**Given problem:**
Your task is to copy each line that has the word "Схемы".

begin Materials provided

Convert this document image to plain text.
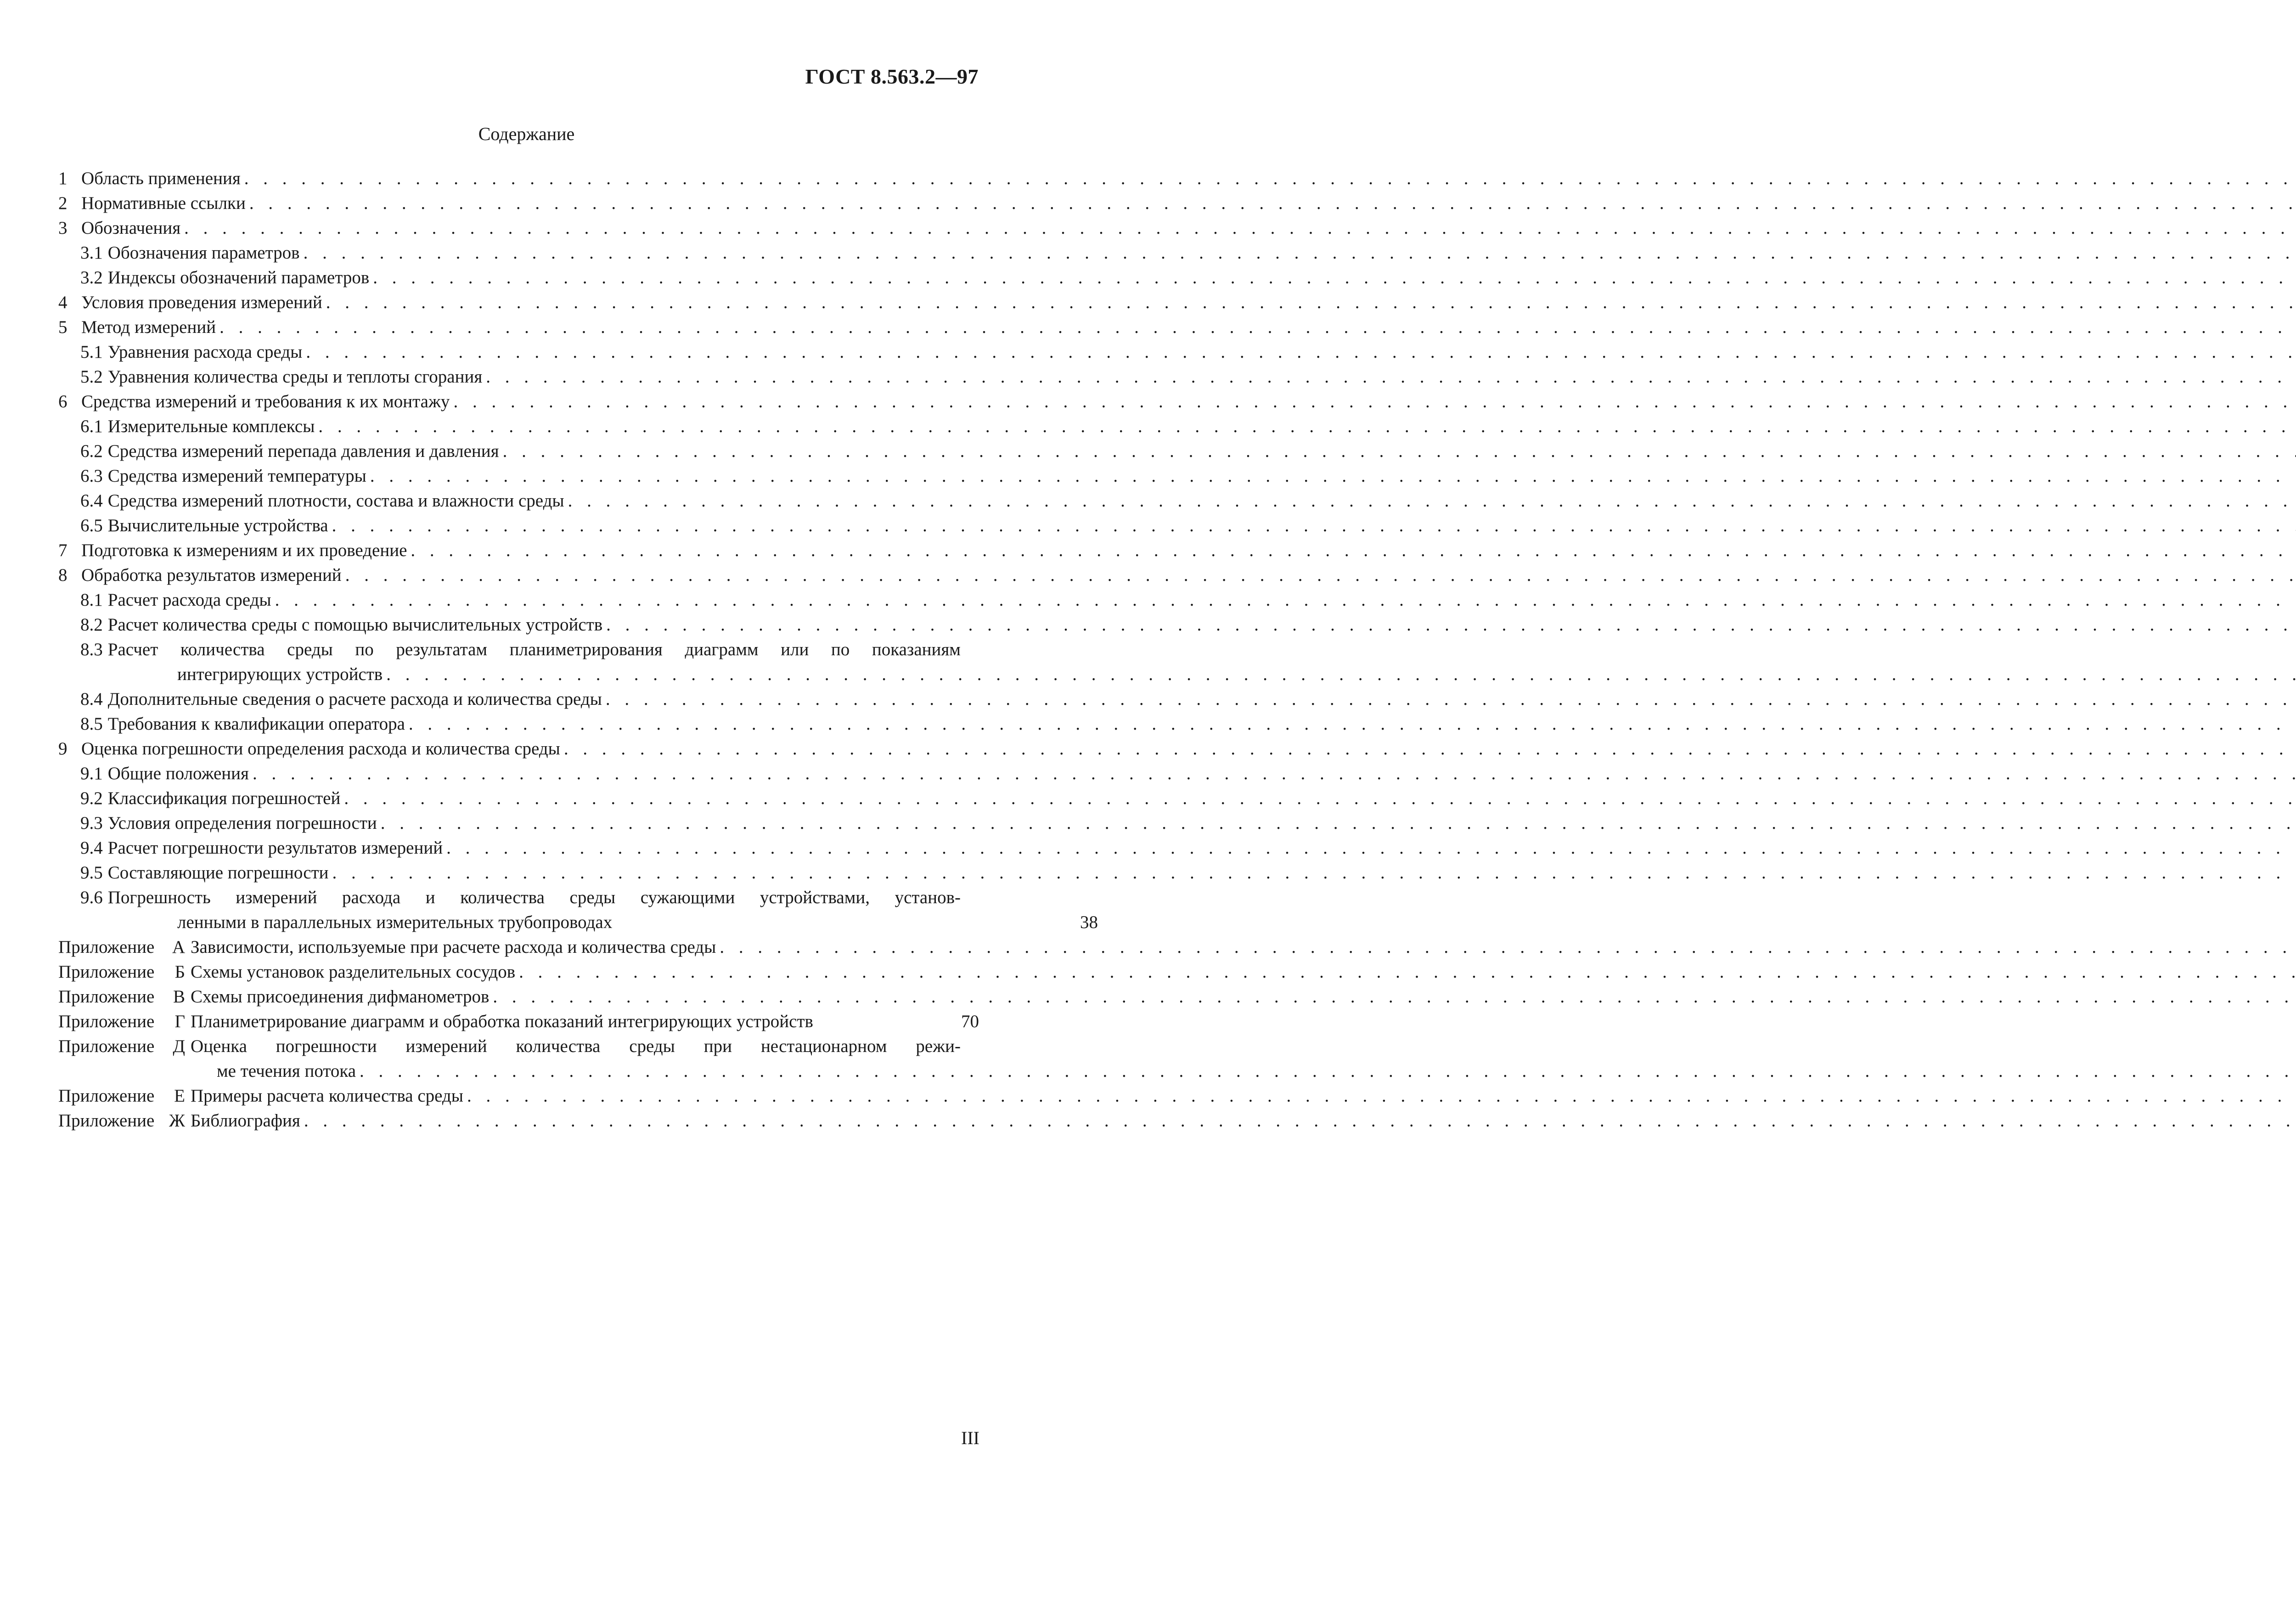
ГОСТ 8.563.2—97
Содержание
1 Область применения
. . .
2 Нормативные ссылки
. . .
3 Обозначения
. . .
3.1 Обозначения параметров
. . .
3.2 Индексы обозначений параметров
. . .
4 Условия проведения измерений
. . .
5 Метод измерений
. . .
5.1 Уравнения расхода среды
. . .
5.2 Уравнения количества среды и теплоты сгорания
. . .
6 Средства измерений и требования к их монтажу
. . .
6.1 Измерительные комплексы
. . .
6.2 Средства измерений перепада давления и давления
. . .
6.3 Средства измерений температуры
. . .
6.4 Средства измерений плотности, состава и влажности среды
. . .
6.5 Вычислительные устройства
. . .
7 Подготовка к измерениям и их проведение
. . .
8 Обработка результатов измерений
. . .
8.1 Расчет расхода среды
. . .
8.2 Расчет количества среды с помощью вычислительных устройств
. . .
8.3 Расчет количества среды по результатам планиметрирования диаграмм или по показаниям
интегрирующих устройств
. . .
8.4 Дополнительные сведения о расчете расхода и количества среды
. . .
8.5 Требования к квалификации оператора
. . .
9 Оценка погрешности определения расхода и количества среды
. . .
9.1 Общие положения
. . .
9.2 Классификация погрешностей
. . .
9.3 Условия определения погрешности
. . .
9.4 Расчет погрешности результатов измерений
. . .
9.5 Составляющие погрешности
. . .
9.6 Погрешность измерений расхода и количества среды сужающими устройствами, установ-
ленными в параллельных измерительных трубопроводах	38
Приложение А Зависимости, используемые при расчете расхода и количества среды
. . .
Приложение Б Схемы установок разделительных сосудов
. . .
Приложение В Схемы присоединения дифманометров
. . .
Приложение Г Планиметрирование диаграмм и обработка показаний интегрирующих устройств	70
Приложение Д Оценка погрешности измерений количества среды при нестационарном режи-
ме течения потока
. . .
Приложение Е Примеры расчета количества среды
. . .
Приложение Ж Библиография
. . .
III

end Materials provided

**Solution for this problem:**
Приложение Б Схемы установок разделительных сосудов
Приложение В Схемы присоединения дифманометров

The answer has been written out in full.